- _Records shown_
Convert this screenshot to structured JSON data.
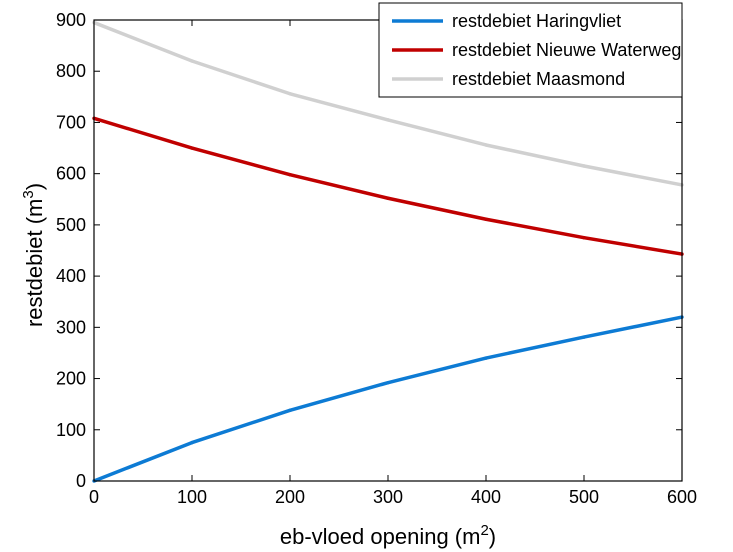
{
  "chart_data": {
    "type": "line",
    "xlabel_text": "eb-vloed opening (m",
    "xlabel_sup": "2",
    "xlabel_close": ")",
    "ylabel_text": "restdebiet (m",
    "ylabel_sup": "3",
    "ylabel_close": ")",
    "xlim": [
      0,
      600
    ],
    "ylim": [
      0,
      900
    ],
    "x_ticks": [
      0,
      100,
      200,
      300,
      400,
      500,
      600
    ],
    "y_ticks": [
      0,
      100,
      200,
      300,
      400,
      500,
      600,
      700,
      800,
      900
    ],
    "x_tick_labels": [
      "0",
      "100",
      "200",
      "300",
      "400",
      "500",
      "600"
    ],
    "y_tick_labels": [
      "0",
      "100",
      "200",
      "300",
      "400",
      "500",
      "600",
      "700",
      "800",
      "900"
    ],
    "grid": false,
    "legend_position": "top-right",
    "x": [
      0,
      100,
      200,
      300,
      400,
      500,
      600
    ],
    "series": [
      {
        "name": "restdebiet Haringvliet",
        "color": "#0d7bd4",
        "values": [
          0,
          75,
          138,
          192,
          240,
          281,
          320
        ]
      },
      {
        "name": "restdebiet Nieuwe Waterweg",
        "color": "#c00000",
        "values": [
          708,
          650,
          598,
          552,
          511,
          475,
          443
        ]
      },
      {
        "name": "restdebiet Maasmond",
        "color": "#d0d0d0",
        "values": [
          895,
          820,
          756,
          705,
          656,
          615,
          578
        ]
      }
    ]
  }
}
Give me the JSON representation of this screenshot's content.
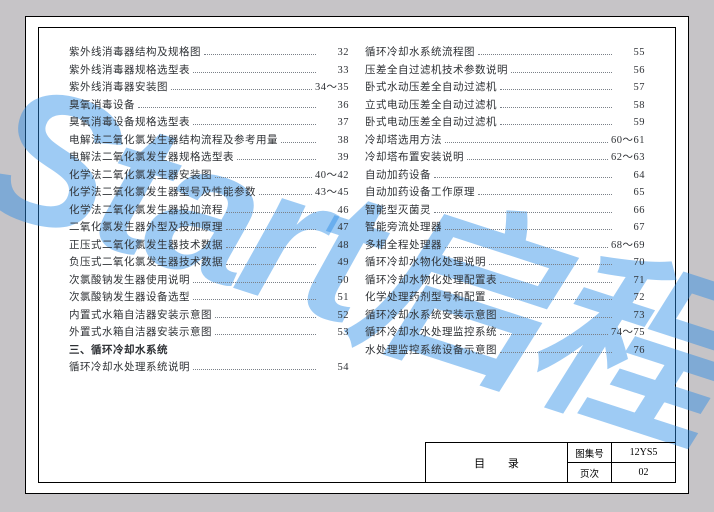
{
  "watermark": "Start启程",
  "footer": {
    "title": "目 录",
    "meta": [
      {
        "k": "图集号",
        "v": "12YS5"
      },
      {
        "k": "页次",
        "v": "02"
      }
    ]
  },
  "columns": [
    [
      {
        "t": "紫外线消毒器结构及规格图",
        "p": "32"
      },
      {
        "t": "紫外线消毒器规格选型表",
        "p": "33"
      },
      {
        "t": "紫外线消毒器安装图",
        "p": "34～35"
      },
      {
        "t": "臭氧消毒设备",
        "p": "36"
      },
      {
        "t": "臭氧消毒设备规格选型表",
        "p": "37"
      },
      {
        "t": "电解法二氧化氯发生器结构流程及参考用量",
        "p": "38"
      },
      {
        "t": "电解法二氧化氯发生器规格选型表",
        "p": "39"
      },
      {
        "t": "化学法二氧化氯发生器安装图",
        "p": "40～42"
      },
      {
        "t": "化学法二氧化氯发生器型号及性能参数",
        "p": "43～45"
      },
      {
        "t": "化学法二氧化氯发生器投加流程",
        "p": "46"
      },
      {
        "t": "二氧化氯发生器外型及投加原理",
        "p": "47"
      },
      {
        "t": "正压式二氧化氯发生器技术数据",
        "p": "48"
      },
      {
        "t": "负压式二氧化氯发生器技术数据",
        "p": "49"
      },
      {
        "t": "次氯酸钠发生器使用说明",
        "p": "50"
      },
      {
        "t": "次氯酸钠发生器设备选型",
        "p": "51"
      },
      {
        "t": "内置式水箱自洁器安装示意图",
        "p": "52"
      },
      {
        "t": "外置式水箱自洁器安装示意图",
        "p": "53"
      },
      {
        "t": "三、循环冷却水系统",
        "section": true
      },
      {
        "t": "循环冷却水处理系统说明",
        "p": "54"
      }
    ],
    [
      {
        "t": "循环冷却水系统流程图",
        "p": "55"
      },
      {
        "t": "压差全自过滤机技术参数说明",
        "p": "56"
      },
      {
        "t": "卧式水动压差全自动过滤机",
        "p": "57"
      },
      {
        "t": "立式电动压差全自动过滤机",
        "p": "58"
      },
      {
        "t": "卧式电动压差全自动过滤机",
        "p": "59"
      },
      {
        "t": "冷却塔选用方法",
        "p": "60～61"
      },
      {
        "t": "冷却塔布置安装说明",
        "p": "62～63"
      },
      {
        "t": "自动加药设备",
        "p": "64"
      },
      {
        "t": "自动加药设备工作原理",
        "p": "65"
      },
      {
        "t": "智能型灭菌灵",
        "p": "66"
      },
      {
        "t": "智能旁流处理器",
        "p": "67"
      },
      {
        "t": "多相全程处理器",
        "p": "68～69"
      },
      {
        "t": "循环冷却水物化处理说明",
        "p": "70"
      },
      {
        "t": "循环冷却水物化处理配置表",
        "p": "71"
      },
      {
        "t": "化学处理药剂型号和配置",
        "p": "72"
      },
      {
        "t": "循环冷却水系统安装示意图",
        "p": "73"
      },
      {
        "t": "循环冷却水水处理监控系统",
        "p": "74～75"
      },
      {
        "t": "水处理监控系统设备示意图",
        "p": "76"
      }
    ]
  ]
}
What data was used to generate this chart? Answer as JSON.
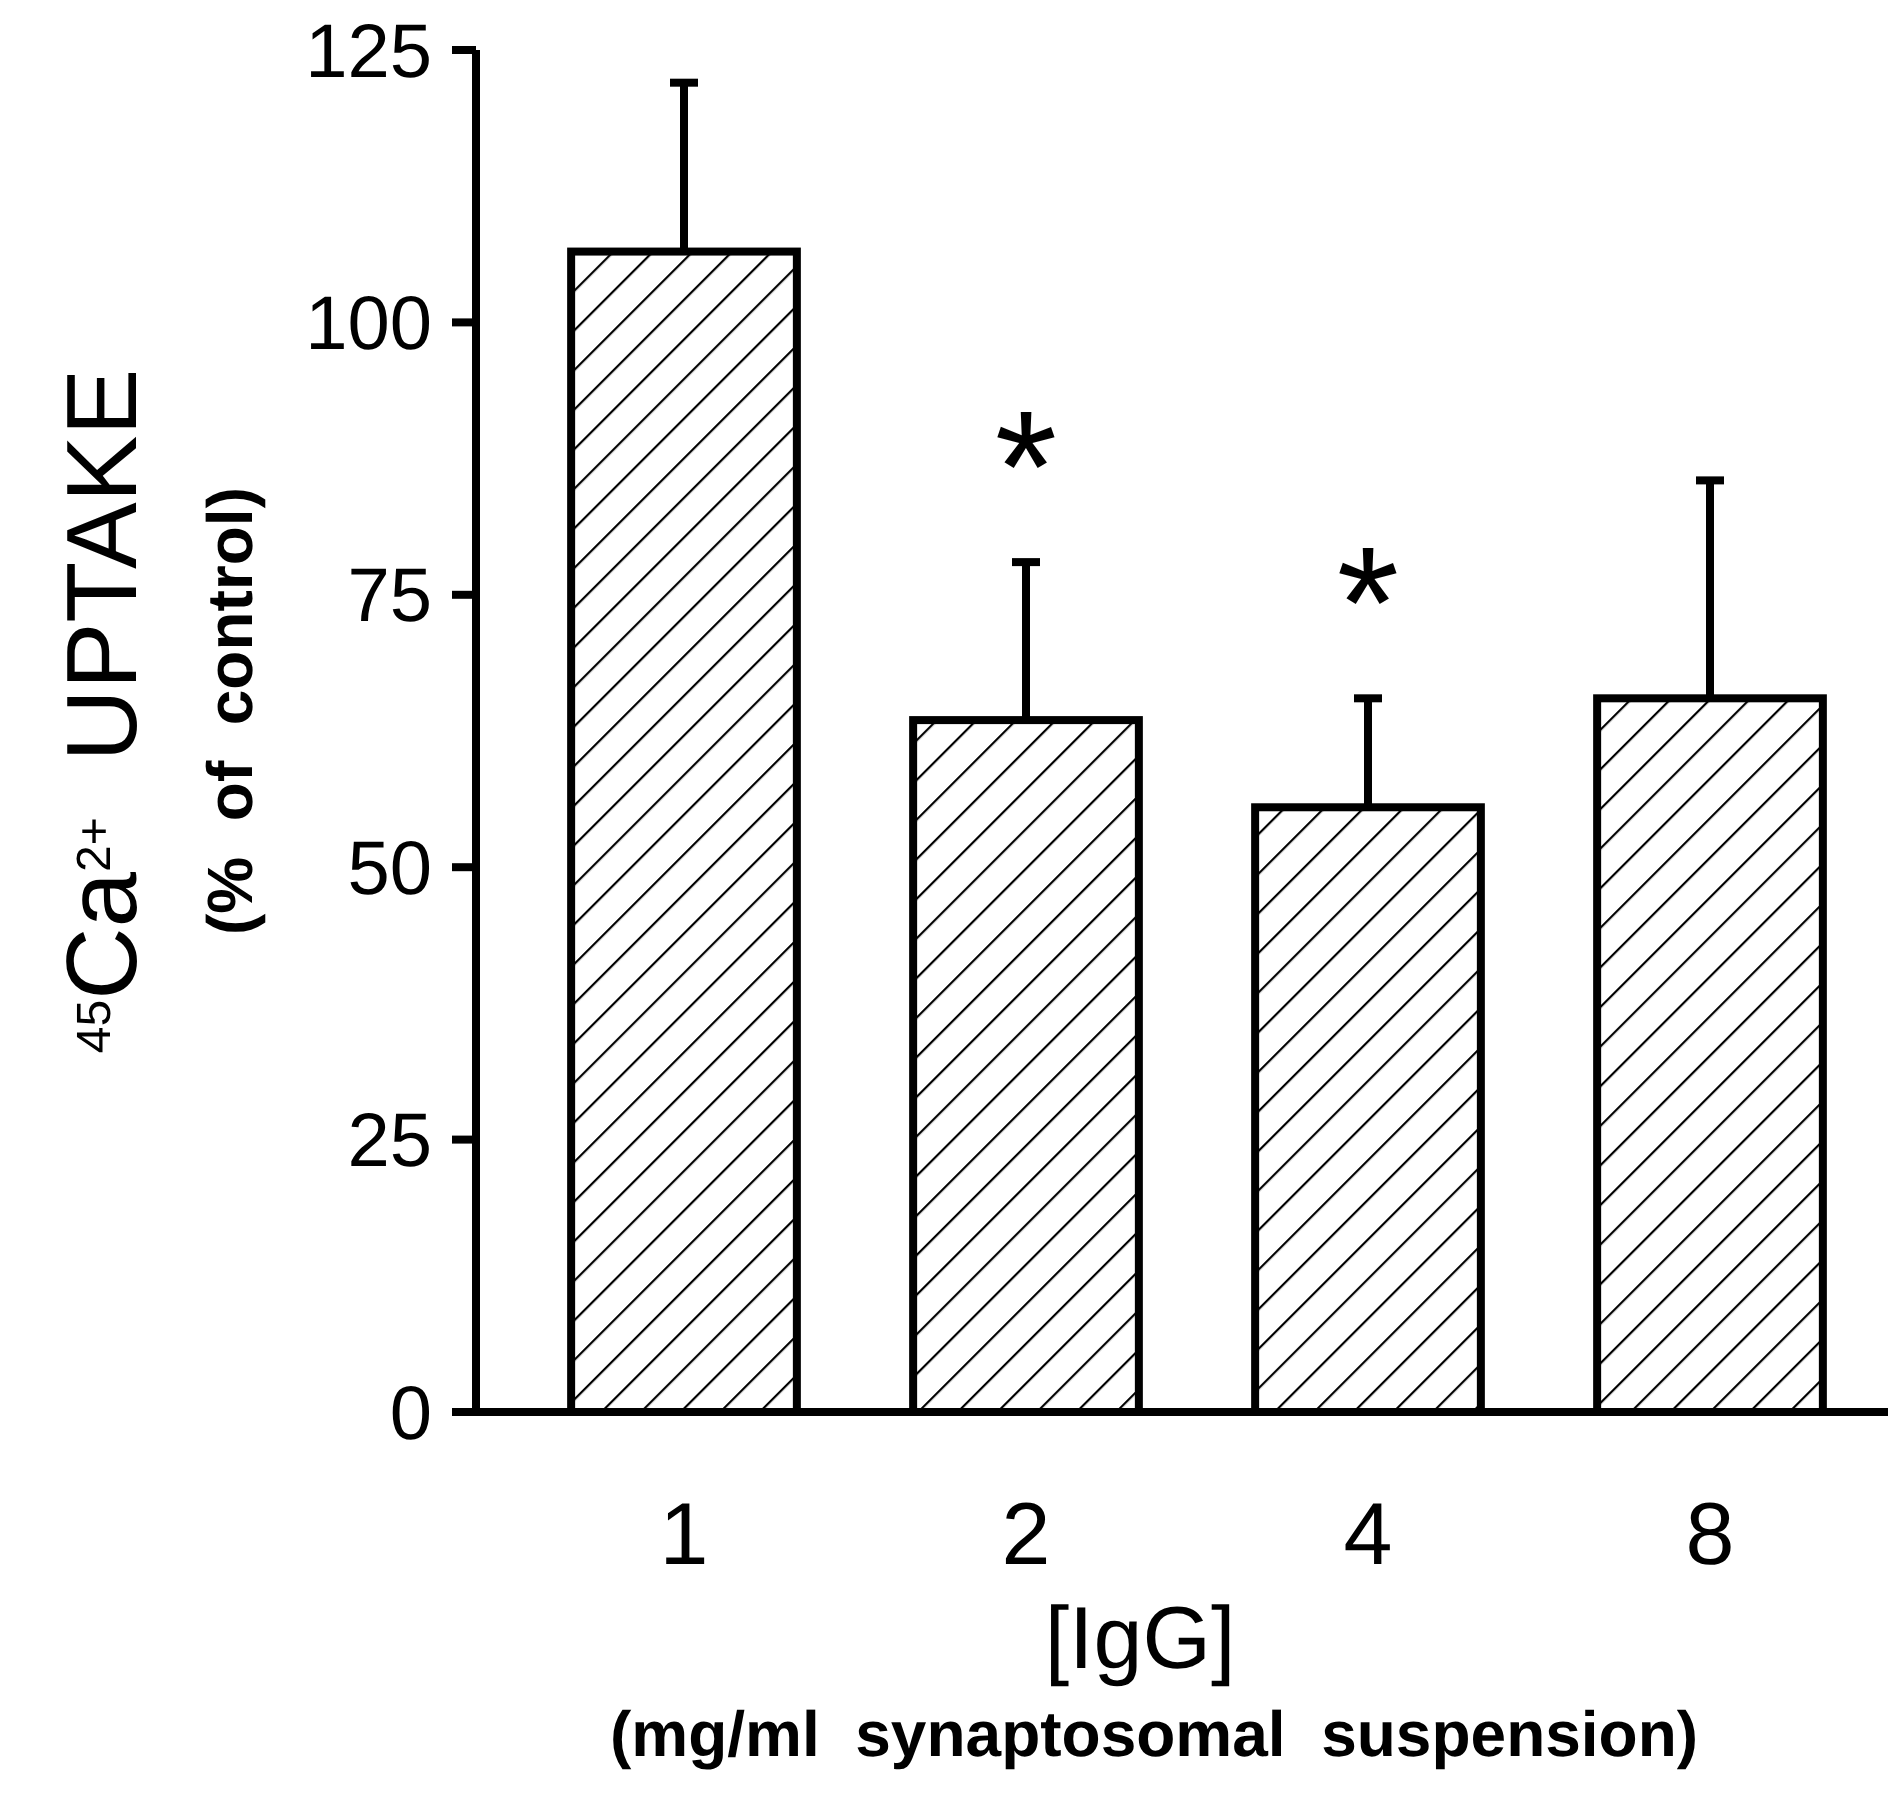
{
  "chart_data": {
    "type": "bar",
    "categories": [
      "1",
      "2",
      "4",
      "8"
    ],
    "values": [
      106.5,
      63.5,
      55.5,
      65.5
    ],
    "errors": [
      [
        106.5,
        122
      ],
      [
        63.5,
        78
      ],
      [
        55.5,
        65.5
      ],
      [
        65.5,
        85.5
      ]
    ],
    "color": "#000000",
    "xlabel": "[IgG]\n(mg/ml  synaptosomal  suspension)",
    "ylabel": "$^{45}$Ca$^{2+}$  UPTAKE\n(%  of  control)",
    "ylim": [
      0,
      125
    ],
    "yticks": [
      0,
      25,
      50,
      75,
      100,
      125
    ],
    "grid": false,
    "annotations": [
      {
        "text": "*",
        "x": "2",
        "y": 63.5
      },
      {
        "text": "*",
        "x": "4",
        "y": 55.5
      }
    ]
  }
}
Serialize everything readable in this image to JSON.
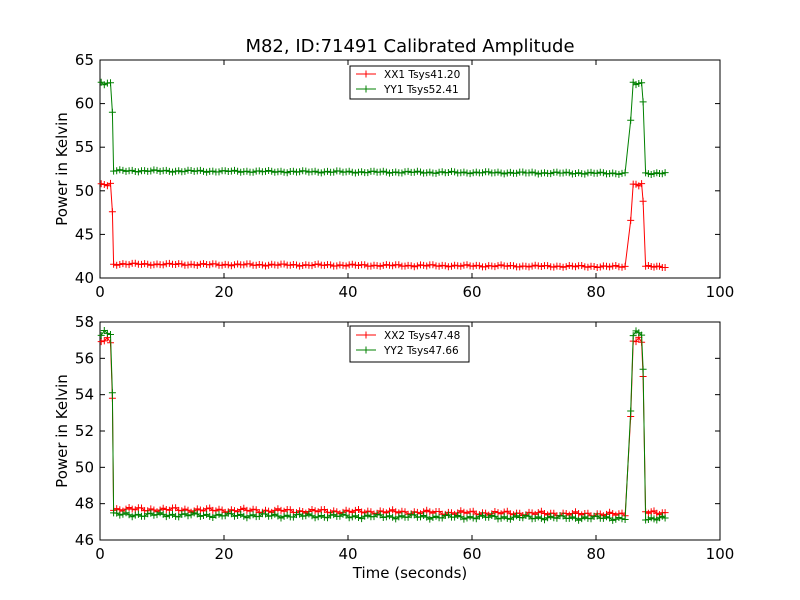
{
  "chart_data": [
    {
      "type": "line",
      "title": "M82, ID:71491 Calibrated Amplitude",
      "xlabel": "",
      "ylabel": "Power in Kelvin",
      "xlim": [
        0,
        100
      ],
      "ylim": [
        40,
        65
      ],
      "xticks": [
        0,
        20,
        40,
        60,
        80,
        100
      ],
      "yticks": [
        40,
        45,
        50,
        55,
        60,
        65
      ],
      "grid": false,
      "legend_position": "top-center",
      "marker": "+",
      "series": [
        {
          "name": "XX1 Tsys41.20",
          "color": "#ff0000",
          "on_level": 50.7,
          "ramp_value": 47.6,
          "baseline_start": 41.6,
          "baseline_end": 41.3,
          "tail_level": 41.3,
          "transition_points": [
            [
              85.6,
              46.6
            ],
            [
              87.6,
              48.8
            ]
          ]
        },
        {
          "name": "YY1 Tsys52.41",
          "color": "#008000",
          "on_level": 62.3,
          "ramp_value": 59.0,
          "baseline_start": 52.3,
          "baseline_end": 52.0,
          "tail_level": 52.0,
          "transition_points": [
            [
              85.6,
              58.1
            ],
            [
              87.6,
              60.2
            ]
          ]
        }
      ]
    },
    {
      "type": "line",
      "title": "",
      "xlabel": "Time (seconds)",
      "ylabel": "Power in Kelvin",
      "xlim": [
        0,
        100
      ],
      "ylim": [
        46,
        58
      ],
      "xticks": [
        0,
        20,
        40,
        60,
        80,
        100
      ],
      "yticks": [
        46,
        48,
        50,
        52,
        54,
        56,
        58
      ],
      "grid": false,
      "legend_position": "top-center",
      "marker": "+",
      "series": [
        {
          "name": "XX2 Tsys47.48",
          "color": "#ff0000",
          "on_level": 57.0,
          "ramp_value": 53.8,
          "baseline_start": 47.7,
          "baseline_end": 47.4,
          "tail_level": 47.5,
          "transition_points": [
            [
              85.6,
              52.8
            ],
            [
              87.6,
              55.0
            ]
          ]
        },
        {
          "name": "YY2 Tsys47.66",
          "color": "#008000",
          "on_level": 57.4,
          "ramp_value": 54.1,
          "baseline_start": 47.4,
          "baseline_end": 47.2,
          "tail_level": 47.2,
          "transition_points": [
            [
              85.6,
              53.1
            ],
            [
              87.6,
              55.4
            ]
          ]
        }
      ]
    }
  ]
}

- _Work required_
Scan the lines above for "title", then copy every one that has it.

- _Result of this exercise_
    "title": "目 录",
      "title": "M82, ID:71491 Calibrated Amplitude",
      "title": "",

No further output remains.